-- BEGIN EXCERPTED DATA --
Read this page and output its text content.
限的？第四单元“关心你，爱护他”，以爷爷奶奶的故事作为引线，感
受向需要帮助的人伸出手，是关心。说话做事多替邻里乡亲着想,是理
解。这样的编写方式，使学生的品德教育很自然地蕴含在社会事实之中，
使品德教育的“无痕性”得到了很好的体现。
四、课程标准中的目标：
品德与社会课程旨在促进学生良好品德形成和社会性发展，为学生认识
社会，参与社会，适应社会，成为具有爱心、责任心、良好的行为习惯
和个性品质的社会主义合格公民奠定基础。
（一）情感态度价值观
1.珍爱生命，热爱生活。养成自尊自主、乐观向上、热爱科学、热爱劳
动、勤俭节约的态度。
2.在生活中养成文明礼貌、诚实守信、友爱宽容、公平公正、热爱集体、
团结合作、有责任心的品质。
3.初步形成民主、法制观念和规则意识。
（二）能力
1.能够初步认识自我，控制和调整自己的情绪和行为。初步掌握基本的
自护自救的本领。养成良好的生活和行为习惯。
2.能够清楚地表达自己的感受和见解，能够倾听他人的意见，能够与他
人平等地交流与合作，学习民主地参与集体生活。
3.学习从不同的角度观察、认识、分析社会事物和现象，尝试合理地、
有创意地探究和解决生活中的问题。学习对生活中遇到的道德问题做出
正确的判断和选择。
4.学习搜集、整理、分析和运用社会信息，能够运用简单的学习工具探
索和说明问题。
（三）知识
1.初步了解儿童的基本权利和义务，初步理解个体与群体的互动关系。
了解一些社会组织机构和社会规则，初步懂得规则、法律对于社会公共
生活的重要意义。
-- END EXCERPTED DATA --
**OBJECTIVE**:
Send back every record, precisely as written.

**ANSWER TO THE PROBLEM**:
Read this page and output its text content.
限的？第四单元“关心你，爱护他”，以爷爷奶奶的故事作为引线，感
受向需要帮助的人伸出手，是关心。说话做事多替邻里乡亲着想,是理
解。这样的编写方式，使学生的品德教育很自然地蕴含在社会事实之中，
使品德教育的“无痕性”得到了很好的体现。
四、课程标准中的目标：
品德与社会课程旨在促进学生良好品德形成和社会性发展，为学生认识
社会，参与社会，适应社会，成为具有爱心、责任心、良好的行为习惯
和个性品质的社会主义合格公民奠定基础。
（一）情感态度价值观
1.珍爱生命，热爱生活。养成自尊自主、乐观向上、热爱科学、热爱劳
动、勤俭节约的态度。
2.在生活中养成文明礼貌、诚实守信、友爱宽容、公平公正、热爱集体、
团结合作、有责任心的品质。
3.初步形成民主、法制观念和规则意识。
（二）能力
1.能够初步认识自我，控制和调整自己的情绪和行为。初步掌握基本的
自护自救的本领。养成良好的生活和行为习惯。
2.能够清楚地表达自己的感受和见解，能够倾听他人的意见，能够与他
人平等地交流与合作，学习民主地参与集体生活。
3.学习从不同的角度观察、认识、分析社会事物和现象，尝试合理地、
有创意地探究和解决生活中的问题。学习对生活中遇到的道德问题做出
正确的判断和选择。
4.学习搜集、整理、分析和运用社会信息，能够运用简单的学习工具探
索和说明问题。
（三）知识
1.初步了解儿童的基本权利和义务，初步理解个体与群体的互动关系。
了解一些社会组织机构和社会规则，初步懂得规则、法律对于社会公共
生活的重要意义。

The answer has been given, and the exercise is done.